(Document segment)

Principles of Parallel Computing and Limitations
Principles of Parallel Computing
- Parallelism and Amdahl's Law.
- Granularity.
- Locality.
- Load balance.
- Coordination and synchronization.
- Performance modeling.
----> Making parallel programming harder than
sequential.
On Parallelism
Definition: (Due to Almasi and Gottlieb 1989) A parallel
computer is a "collection of processing elements that communicate and
cooperate to solve large problems fast."
These processing elements don't have to be as one large and expensive
parallel machine but can also be a cluster of personal computers or
workstations communicating and cooperating to tackle a
specific computational problem or application.
Here are few of the main reasons for looking into parallelism:
- It provides an interesting alternative computing paradigm.
- It applies at all levels of system design.
- It is an interesting perspective from which to view architecture.
- It is becoming increasingly central in information processing.
- Parallelism is exploited at several levels:
- Instruction-level parallelism
- Multiprocessor servers
- Large-scale multiprocessors (MPPs)
Our focus here is on the multiprocessor level of parallelism.
What limits the performance of a parallel program?
- Available parallelism.
- Load balance.

(End Document segment)
(Dataset records)

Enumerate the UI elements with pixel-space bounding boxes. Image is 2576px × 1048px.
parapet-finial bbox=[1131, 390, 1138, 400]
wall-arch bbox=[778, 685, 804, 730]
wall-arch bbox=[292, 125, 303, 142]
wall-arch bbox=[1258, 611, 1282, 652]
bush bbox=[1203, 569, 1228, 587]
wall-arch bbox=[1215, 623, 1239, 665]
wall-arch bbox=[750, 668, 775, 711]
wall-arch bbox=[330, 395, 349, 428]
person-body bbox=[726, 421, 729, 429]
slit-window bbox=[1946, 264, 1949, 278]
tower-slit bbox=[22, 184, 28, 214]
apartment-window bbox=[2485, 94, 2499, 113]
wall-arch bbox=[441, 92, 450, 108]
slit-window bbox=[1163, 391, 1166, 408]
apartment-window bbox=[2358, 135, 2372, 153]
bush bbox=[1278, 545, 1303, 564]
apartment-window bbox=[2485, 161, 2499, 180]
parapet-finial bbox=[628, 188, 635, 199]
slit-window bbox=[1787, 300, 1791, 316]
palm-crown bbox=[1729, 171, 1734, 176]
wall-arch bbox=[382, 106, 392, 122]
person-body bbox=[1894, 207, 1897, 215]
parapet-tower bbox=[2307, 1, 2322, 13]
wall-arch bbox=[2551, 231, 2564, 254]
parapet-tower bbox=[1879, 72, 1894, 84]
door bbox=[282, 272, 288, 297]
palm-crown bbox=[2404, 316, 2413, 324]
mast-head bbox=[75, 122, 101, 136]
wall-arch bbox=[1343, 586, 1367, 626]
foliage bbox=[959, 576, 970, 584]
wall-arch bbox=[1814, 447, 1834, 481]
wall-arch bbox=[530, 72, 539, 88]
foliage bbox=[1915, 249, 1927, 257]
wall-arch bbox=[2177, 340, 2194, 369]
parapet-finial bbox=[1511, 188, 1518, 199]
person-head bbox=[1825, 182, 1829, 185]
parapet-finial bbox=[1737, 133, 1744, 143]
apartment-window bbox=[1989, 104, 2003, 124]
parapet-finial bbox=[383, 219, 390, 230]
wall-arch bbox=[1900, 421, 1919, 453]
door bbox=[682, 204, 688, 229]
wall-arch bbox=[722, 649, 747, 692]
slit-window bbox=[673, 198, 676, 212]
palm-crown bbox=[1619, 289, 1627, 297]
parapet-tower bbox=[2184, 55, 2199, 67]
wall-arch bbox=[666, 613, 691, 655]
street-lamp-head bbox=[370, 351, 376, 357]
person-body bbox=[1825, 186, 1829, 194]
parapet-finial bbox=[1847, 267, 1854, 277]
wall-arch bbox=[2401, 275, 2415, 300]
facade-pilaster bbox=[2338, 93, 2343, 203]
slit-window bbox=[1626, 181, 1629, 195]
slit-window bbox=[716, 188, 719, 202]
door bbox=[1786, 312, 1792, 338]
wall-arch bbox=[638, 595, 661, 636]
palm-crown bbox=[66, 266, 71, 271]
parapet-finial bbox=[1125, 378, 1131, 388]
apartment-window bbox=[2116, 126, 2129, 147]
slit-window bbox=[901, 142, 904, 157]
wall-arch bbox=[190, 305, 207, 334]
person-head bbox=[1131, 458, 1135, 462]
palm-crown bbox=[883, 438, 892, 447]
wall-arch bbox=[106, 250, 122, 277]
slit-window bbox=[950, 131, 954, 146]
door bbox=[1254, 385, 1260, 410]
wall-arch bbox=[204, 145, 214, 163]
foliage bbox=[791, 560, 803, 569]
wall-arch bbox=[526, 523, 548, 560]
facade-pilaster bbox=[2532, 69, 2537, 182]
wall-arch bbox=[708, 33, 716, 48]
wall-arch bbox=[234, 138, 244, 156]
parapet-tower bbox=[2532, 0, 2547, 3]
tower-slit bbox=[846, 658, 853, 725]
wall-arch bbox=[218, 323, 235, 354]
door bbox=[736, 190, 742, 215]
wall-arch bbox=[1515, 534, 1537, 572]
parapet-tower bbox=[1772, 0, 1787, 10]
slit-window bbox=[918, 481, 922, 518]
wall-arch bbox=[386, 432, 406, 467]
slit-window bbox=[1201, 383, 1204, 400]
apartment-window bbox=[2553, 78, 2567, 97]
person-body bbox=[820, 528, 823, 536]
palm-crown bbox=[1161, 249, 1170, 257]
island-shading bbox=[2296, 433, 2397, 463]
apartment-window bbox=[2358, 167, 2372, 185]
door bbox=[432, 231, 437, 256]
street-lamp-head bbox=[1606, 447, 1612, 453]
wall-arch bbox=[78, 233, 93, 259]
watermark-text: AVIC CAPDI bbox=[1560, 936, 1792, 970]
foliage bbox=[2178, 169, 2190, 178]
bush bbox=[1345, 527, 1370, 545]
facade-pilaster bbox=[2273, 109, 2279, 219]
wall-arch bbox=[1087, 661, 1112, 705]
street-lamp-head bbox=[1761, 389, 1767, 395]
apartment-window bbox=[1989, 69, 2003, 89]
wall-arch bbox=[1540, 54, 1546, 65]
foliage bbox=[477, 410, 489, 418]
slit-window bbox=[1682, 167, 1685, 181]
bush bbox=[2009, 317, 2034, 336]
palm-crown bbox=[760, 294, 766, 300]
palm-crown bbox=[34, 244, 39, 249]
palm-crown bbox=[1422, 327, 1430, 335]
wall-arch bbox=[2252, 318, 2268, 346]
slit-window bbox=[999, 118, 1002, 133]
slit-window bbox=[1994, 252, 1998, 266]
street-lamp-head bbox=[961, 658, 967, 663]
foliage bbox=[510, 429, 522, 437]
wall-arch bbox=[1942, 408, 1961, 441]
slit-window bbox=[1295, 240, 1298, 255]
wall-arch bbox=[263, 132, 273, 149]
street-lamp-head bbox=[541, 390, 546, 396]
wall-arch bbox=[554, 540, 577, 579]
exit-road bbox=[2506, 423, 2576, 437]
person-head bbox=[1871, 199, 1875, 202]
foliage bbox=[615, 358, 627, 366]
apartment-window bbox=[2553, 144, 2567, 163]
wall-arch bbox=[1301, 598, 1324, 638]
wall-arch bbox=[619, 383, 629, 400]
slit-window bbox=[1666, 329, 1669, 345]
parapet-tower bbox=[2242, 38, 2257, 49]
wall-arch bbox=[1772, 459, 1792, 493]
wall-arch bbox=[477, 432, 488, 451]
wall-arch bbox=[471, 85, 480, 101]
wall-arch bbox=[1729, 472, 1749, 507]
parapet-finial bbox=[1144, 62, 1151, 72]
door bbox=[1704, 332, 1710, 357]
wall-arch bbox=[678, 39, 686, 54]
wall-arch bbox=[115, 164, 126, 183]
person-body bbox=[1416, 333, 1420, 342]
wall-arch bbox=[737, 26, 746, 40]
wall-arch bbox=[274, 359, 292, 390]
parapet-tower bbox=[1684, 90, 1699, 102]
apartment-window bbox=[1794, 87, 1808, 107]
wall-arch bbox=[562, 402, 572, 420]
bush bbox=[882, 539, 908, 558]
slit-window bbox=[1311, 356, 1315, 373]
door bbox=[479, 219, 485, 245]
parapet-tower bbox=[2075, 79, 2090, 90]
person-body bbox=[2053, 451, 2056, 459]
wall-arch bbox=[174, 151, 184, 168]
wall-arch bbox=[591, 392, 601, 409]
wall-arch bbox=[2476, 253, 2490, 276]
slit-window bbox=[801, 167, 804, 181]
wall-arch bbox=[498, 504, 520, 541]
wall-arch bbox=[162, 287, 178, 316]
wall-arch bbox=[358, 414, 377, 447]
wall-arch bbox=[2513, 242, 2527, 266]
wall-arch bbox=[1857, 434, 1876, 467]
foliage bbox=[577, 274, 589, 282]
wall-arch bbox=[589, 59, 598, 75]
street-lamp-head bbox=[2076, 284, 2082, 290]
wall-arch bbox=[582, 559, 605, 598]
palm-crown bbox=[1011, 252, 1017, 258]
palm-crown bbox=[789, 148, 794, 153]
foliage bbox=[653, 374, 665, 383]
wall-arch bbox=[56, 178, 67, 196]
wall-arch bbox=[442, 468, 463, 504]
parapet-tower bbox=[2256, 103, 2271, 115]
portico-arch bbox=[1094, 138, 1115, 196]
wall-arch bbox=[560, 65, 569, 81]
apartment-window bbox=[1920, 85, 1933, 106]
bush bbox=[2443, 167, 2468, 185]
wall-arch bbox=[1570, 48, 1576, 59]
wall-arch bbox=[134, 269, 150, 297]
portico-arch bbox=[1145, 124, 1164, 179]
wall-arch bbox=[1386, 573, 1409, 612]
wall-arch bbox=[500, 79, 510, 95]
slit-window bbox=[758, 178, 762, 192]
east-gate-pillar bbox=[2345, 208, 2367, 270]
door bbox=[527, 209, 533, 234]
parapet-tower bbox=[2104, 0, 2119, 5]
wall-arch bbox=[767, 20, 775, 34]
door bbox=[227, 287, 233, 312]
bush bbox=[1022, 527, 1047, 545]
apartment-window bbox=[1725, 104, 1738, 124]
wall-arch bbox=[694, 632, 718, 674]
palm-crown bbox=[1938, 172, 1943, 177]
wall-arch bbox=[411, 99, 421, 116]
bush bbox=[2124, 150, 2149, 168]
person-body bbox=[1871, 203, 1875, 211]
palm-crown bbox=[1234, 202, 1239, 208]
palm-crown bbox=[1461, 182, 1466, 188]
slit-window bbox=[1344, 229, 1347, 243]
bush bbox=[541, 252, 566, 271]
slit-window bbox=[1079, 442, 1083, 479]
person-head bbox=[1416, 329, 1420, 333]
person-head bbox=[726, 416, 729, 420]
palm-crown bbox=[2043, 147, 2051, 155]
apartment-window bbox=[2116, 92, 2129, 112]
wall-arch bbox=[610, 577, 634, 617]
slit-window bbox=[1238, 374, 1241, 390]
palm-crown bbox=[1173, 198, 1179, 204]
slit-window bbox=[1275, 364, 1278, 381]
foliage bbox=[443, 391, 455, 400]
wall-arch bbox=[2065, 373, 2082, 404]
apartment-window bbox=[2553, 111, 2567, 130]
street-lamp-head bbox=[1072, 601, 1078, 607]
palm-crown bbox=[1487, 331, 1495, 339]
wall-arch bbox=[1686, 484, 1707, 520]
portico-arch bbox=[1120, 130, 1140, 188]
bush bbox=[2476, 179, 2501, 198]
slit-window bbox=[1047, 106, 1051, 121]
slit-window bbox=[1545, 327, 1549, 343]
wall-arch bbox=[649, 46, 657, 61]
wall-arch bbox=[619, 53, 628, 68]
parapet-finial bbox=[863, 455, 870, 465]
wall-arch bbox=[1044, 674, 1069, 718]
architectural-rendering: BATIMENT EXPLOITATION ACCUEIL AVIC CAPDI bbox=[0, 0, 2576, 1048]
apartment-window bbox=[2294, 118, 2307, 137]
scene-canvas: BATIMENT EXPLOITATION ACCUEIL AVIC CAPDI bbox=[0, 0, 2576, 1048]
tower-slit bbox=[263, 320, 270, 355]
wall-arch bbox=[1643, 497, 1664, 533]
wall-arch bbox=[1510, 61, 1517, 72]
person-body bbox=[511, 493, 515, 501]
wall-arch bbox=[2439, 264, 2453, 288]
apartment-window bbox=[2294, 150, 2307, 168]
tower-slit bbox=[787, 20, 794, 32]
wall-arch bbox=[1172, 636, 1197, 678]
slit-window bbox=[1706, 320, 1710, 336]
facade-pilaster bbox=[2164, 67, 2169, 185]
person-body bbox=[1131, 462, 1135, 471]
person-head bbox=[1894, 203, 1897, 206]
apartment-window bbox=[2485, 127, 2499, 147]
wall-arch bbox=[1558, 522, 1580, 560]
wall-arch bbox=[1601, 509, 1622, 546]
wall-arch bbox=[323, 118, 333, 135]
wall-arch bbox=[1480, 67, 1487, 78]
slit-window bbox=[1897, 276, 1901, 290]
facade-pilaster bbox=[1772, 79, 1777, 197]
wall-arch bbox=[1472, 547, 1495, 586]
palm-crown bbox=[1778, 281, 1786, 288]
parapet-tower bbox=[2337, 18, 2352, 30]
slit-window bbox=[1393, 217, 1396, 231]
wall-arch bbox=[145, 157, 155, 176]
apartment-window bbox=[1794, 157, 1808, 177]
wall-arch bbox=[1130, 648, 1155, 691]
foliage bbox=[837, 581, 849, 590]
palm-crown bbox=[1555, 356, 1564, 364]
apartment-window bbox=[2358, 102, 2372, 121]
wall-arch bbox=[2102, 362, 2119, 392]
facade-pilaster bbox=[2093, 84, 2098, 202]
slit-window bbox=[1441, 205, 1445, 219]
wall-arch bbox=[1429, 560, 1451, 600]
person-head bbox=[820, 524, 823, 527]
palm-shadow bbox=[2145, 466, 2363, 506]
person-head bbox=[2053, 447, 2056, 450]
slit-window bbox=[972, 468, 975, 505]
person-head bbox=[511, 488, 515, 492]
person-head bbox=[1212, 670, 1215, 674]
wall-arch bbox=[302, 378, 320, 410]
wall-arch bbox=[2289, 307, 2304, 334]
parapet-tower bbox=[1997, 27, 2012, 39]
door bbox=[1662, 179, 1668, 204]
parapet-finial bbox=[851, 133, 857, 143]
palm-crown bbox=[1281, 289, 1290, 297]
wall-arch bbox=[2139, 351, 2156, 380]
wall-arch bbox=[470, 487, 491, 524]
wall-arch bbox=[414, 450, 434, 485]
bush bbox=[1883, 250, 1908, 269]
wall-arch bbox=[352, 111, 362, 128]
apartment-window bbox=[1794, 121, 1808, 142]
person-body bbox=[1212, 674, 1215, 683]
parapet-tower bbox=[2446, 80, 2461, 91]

(End Dataset records)

Problem to work on
Repeat, word for word, the passage of the parallel computing text from "Here are few" up to and including "in information processing.".

Answer space
Here are few of the main reasons for looking into parallelism:
- It provides an interesting alternative computing paradigm.
- It applies at all levels of system design.
- It is an interesting perspective from which to view architecture.
- It is becoming increasingly central in information processing.